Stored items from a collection
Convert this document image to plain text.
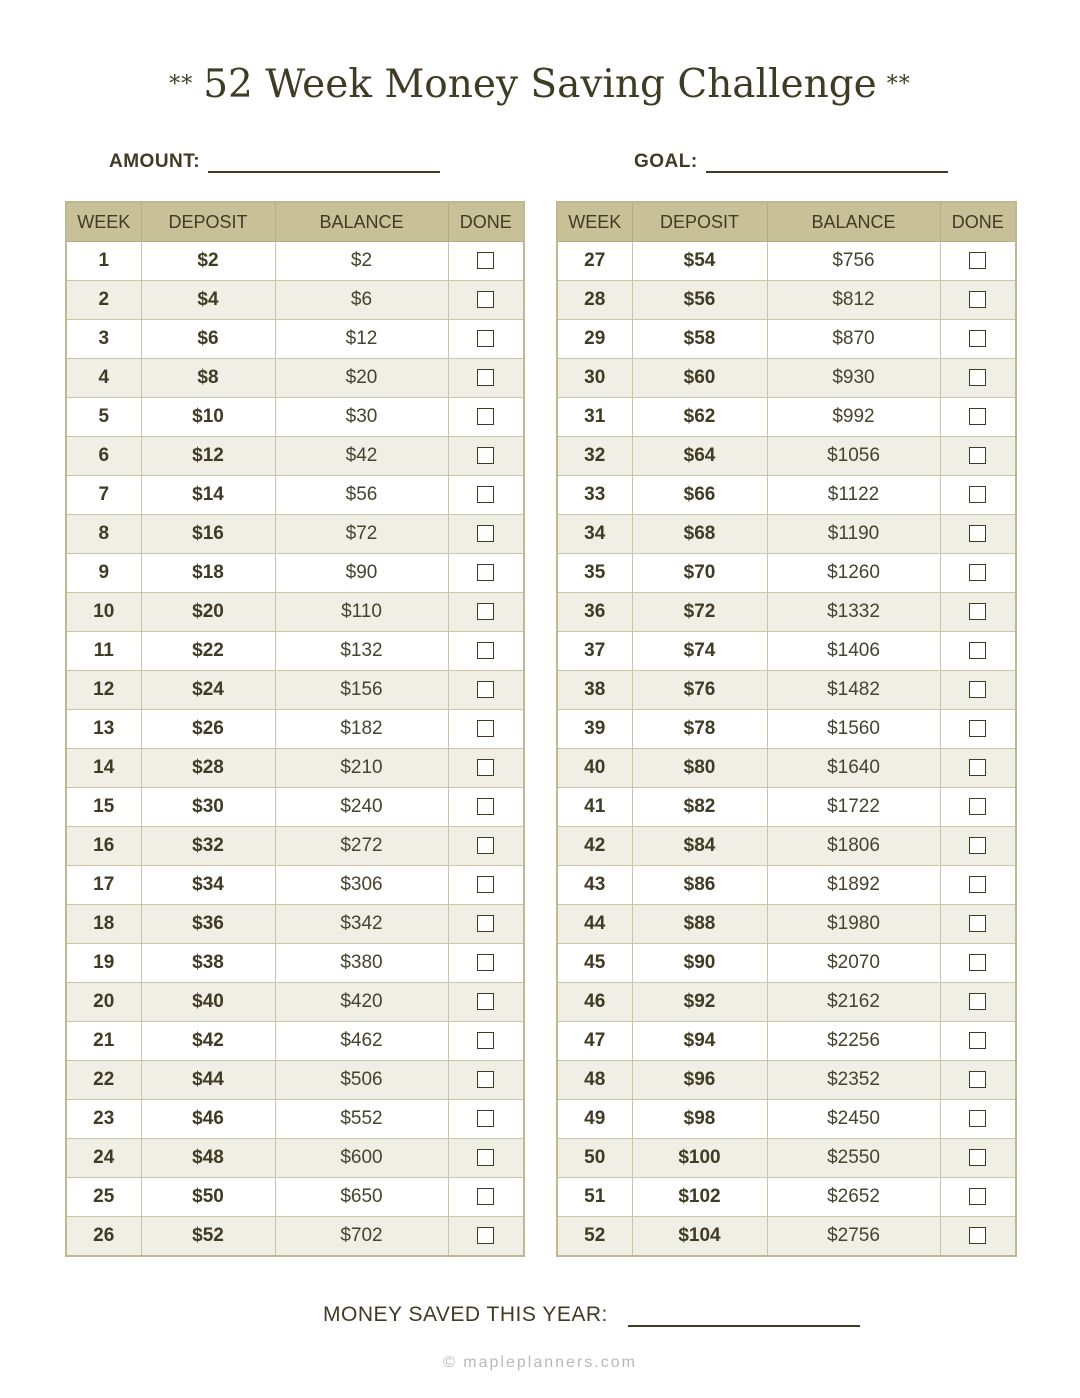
** 52 Week Money Saving Challenge **
AMOUNT:	GOAL:
WEEK	DEPOSIT	BALANCE	DONE
1	$2	$2	
2	$4	$6	
3	$6	$12	
4	$8	$20	
5	$10	$30	
6	$12	$42	
7	$14	$56	
8	$16	$72	
9	$18	$90	
10	$20	$110	
11	$22	$132	
12	$24	$156	
13	$26	$182	
14	$28	$210	
15	$30	$240	
16	$32	$272	
17	$34	$306	
18	$36	$342	
19	$38	$380	
20	$40	$420	
21	$42	$462	
22	$44	$506	
23	$46	$552	
24	$48	$600	
25	$50	$650	
26	$52	$702	
WEEK	DEPOSIT	BALANCE	DONE
27	$54	$756	
28	$56	$812	
29	$58	$870	
30	$60	$930	
31	$62	$992	
32	$64	$1056	
33	$66	$1122	
34	$68	$1190	
35	$70	$1260	
36	$72	$1332	
37	$74	$1406	
38	$76	$1482	
39	$78	$1560	
40	$80	$1640	
41	$82	$1722	
42	$84	$1806	
43	$86	$1892	
44	$88	$1980	
45	$90	$2070	
46	$92	$2162	
47	$94	$2256	
48	$96	$2352	
49	$98	$2450	
50	$100	$2550	
51	$102	$2652	
52	$104	$2756	
MONEY SAVED THIS YEAR:
© mapleplanners.com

-- Written problem --
The records above need to be given again exactly. Omit the pictures.

-- Exercise answer --
Convert this document image to plain text.
** 52 Week Money Saving Challenge **
AMOUNT:	GOAL:
WEEK	DEPOSIT	BALANCE	DONE
1	$2	$2	
2	$4	$6	
3	$6	$12	
4	$8	$20	
5	$10	$30	
6	$12	$42	
7	$14	$56	
8	$16	$72	
9	$18	$90	
10	$20	$110	
11	$22	$132	
12	$24	$156	
13	$26	$182	
14	$28	$210	
15	$30	$240	
16	$32	$272	
17	$34	$306	
18	$36	$342	
19	$38	$380	
20	$40	$420	
21	$42	$462	
22	$44	$506	
23	$46	$552	
24	$48	$600	
25	$50	$650	
26	$52	$702	
WEEK	DEPOSIT	BALANCE	DONE
27	$54	$756	
28	$56	$812	
29	$58	$870	
30	$60	$930	
31	$62	$992	
32	$64	$1056	
33	$66	$1122	
34	$68	$1190	
35	$70	$1260	
36	$72	$1332	
37	$74	$1406	
38	$76	$1482	
39	$78	$1560	
40	$80	$1640	
41	$82	$1722	
42	$84	$1806	
43	$86	$1892	
44	$88	$1980	
45	$90	$2070	
46	$92	$2162	
47	$94	$2256	
48	$96	$2352	
49	$98	$2450	
50	$100	$2550	
51	$102	$2652	
52	$104	$2756	
MONEY SAVED THIS YEAR:
© mapleplanners.com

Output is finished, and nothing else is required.